## PROVIDED DATA
>> Begin

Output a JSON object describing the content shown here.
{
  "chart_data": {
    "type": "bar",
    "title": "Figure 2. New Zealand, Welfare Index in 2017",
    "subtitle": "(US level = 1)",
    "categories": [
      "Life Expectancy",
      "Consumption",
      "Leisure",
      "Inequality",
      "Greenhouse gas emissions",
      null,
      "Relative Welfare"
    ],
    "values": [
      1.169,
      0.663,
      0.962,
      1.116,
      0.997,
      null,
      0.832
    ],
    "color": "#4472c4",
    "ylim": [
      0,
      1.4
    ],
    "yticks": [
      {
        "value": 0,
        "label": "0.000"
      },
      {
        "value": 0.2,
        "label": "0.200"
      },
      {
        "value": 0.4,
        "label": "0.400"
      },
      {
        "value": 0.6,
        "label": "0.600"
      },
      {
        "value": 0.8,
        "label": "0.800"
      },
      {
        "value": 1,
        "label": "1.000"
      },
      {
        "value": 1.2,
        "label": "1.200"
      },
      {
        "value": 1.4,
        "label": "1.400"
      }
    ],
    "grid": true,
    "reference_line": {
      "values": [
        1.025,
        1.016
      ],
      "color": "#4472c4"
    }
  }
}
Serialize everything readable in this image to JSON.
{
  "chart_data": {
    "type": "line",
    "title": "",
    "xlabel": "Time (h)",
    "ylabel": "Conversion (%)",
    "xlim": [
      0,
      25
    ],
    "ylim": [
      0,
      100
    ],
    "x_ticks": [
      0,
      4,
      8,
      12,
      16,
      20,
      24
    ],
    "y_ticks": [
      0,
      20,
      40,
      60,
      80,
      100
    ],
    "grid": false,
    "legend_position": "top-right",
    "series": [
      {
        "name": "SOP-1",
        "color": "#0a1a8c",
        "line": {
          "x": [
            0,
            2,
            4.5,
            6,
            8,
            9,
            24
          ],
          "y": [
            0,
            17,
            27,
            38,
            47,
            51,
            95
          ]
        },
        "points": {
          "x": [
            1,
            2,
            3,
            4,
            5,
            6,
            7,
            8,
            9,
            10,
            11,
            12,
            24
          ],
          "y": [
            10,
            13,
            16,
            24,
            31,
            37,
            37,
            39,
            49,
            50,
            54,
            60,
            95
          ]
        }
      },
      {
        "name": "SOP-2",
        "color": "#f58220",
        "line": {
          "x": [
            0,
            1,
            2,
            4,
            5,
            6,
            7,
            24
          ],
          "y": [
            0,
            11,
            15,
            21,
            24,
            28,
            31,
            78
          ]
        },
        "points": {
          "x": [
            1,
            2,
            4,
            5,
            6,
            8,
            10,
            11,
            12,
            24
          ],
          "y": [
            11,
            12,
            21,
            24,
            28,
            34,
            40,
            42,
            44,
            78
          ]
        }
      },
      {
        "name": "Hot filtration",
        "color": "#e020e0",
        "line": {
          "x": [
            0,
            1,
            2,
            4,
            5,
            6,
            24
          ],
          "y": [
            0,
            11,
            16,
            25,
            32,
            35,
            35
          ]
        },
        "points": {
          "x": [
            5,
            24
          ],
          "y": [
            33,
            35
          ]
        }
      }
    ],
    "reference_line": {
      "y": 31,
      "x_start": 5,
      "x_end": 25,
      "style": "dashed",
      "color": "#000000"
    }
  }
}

>> End

## WHAT THIS TASK INVOLVES
Reproduce each line of the entries in which the word "Welfare" is found.

## TASK SOLUTION
    "title": "Figure 2. New Zealand, Welfare Index in 2017",
      "Relative Welfare"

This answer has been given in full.